Kalau sudah, coba kita analisis kasus itu dengan sudut pandang sendiri. Beberapa teman mengaku sempat bingung karena studi kasus tidak ada hubungannya dengan studi, misalnya studi teknik geodesi sedangkan temanya kontroversi hukuman kebiri, kan gak ada sangkut pautnya berroohh. Nah kalau sudah begini, pakai saja perspektif pribadi. Dan jangan khawatir ini tidak nyambung, semua orang pasti punya hati nurani dan akal budi, yang pastinya masih bisa dipake buat mikir. Semua orang itu pasti punya perspektif yang unik, tergantung bagaimana kita menjelajahi lebih dalam pendapat kita sendiri.

#### [Data Tercatat]
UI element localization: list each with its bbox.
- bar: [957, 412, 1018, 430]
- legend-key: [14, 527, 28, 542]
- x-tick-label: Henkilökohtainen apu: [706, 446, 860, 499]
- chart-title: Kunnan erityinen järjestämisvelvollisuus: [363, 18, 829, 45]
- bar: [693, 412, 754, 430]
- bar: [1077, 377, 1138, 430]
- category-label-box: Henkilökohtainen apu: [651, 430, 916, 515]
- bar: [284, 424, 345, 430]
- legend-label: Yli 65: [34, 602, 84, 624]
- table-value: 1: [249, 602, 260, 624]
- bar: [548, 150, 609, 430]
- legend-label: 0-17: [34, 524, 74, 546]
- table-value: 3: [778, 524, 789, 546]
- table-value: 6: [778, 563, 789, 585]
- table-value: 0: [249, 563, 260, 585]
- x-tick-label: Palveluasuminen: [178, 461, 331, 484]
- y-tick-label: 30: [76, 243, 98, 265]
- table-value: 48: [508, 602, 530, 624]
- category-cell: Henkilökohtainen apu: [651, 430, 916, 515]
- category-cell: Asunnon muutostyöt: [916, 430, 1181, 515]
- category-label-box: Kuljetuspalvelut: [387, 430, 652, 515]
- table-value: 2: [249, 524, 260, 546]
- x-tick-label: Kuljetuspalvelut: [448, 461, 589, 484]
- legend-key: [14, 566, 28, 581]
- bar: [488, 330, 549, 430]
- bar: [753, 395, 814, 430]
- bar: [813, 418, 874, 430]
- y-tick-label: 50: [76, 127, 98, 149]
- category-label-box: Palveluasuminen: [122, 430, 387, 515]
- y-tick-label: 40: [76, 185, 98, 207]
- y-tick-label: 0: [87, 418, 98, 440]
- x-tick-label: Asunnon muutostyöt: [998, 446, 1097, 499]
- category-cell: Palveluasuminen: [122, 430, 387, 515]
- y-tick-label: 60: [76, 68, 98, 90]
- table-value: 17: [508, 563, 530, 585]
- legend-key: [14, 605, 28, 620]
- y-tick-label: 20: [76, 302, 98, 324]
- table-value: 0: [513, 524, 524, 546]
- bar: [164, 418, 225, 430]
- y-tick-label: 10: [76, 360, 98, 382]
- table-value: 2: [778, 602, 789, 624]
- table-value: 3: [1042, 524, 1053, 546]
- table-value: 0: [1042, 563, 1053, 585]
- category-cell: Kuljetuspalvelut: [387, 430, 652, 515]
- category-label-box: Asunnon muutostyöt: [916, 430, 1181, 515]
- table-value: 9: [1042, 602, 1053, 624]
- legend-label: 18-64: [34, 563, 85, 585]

#### [Tugas Anda]
- A) Tolong salin kembali seluruh bagian dokumen dari "Kalau sudah, coba" sampai ke "pendapat kita sendiri.", dengan mengubah "perspektif pribadi" menjadi "sudut pandang pribadi".
- B) Jawab pertanyaan berikut berdasarkan dokumen:
(i) Studi apa yang dijadikan contoh jurusan teman?
(ii) Tema apa yang dipasangkan dengan studi tersebut?
(iii) Dua hal apa yang menurut dokumen pasti dimiliki semua orang?

#### [Jawaban yang Diharapkan]
- A)
Kalau sudah, coba kita analisis kasus itu dengan sudut pandang sendiri. Beberapa teman mengaku sempat bingung karena studi kasus tidak ada hubungannya dengan studi, misalnya studi teknik geodesi sedangkan temanya kontroversi hukuman kebiri, kan gak ada sangkut pautnya berroohh. Nah kalau sudah begini, pakai saja sudut pandang pribadi. Dan jangan khawatir ini tidak nyambung, semua orang pasti punya hati nurani dan akal budi, yang pastinya masih bisa dipake buat mikir. Semua orang itu pasti punya perspektif yang unik, tergantung bagaimana kita menjelajahi lebih dalam pendapat kita sendiri.

- B)
(i) Studi teknik geodesi.
(ii) Kontroversi hukuman kebiri.
(iii) Hati nurani dan akal budi.